INSTRUCTIONS TO FOLLOW:
Search the listing below for the string "text" and show each line that contains it.

SUPPLIED DATA:
'''
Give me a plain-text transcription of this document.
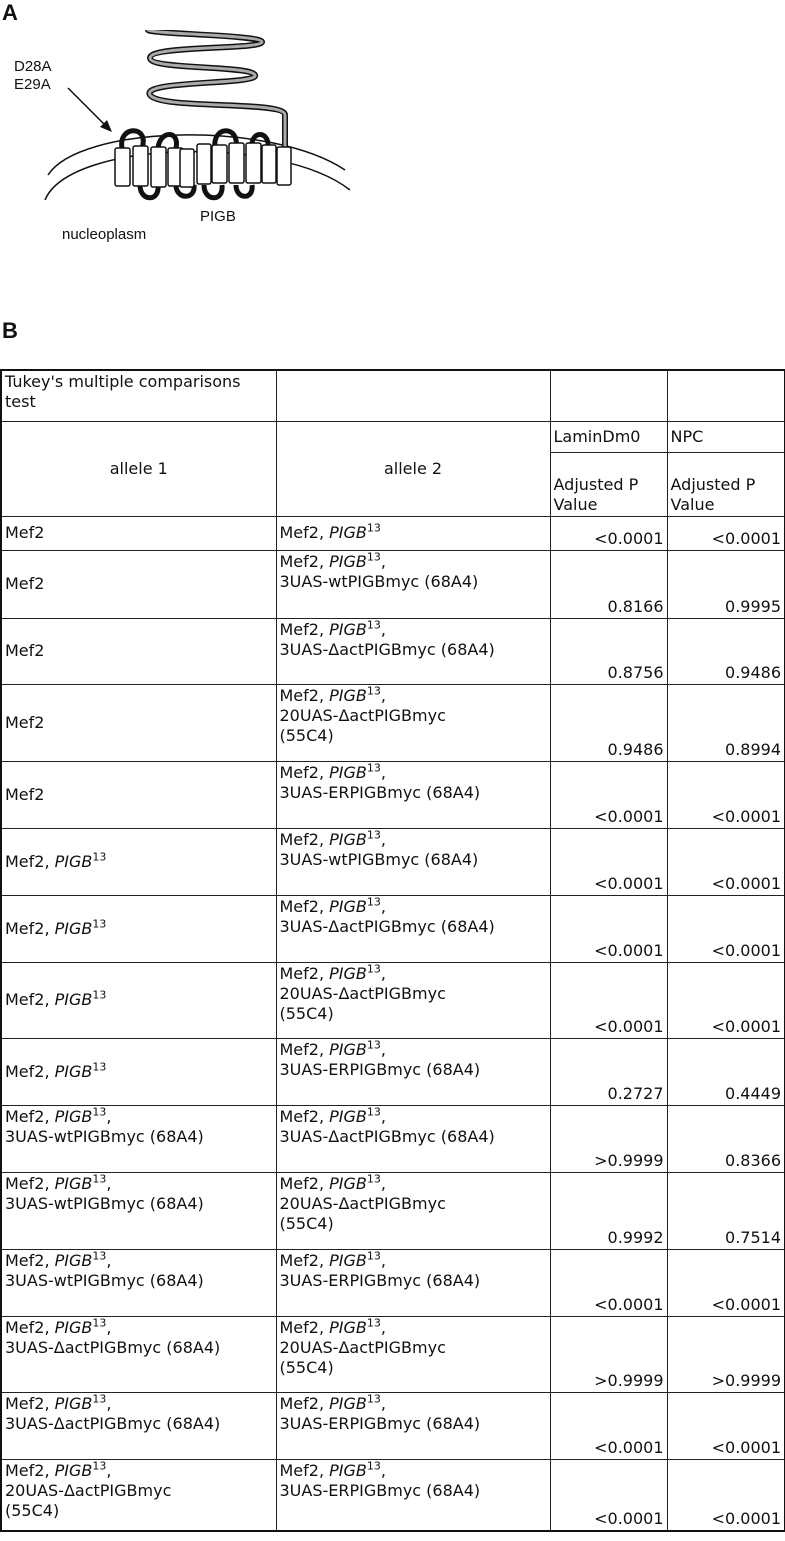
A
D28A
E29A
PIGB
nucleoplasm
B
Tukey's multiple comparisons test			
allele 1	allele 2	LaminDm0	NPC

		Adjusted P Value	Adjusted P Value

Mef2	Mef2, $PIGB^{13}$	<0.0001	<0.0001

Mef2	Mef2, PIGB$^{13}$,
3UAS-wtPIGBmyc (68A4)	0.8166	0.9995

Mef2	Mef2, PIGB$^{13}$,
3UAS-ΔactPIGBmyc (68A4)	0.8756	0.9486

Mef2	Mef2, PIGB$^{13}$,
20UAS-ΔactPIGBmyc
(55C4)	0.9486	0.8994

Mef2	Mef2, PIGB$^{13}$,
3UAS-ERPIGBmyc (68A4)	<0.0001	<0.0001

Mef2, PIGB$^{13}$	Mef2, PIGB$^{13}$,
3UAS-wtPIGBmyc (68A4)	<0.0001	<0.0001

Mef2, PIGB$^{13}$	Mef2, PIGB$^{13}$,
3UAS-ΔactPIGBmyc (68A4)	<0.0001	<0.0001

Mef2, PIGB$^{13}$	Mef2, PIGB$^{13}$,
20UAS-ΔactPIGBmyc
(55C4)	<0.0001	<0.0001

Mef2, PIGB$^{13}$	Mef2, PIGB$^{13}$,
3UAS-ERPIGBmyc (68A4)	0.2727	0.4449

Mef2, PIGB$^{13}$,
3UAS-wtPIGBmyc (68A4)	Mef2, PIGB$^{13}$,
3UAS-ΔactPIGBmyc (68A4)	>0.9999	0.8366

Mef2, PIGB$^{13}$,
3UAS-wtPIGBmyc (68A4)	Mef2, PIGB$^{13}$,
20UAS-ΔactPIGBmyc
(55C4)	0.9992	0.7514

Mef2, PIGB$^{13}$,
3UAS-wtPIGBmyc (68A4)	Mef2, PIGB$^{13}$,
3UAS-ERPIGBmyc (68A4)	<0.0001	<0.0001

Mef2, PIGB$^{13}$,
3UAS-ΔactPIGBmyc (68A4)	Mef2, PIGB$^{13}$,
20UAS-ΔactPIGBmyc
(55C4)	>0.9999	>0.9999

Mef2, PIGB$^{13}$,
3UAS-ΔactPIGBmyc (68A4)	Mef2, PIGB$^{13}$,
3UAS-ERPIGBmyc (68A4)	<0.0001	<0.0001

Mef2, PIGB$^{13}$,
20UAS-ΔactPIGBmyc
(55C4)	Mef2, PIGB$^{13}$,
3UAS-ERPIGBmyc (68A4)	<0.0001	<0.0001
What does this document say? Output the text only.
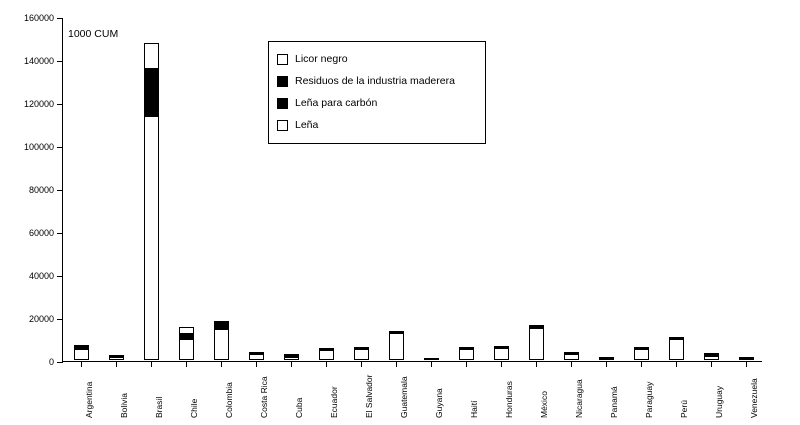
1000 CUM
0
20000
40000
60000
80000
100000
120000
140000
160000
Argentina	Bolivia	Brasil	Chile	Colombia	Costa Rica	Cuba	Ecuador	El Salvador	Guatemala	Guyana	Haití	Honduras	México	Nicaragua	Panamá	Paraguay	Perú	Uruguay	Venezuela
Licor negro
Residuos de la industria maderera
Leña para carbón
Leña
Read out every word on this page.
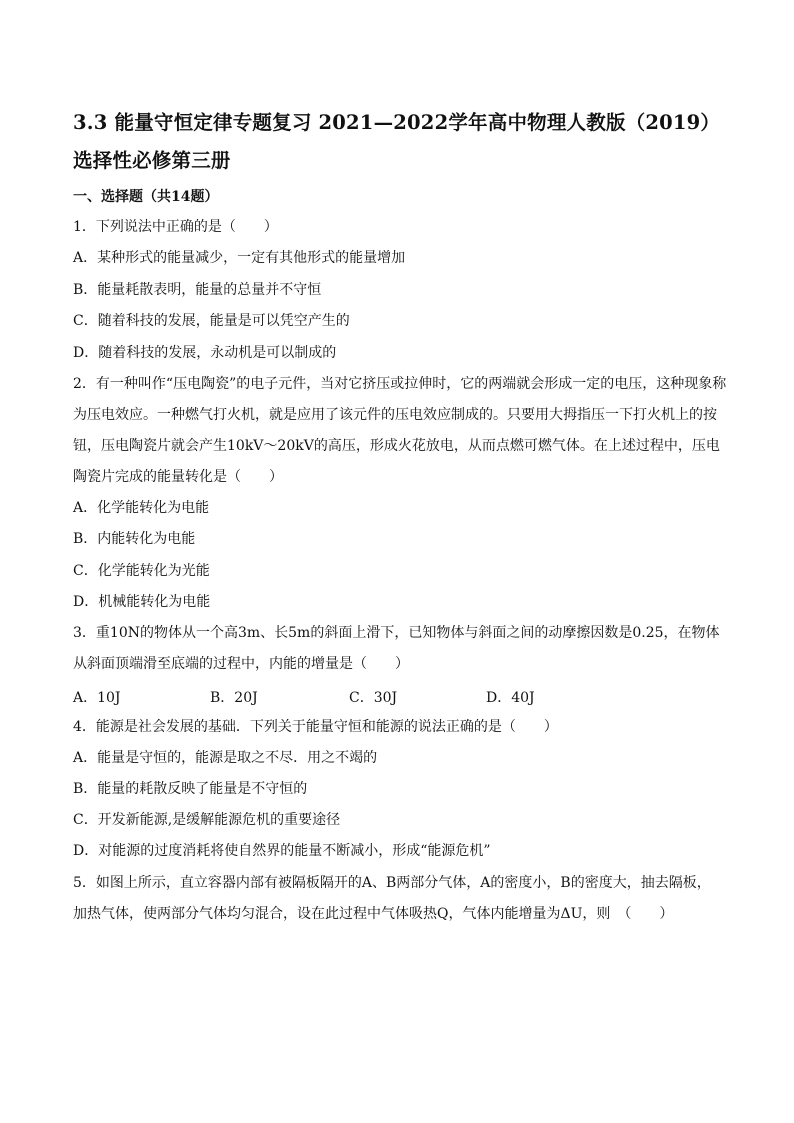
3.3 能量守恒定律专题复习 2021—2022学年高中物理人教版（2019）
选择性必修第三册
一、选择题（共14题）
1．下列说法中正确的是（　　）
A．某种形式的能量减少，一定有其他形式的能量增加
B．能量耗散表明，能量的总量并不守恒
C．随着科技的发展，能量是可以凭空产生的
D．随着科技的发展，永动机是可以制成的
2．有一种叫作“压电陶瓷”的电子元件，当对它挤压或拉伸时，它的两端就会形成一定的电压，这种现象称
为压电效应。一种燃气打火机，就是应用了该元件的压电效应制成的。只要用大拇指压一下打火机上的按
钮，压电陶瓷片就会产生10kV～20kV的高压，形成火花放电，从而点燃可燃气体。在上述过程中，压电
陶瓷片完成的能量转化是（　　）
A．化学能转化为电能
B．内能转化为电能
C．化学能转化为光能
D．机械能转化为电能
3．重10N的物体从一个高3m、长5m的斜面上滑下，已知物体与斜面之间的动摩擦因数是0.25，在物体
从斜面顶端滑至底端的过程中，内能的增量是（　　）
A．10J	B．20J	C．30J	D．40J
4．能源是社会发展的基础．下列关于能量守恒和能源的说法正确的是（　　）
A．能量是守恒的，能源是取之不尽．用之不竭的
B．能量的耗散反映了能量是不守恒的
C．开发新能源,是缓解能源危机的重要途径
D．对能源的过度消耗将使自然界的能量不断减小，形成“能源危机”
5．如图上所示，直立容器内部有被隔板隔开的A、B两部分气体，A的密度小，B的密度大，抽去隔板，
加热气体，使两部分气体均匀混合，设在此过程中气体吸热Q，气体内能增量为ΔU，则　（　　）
'''
THE REPLY:
Give me a plain-text transcription of this document.
What does this document say? Output the text only.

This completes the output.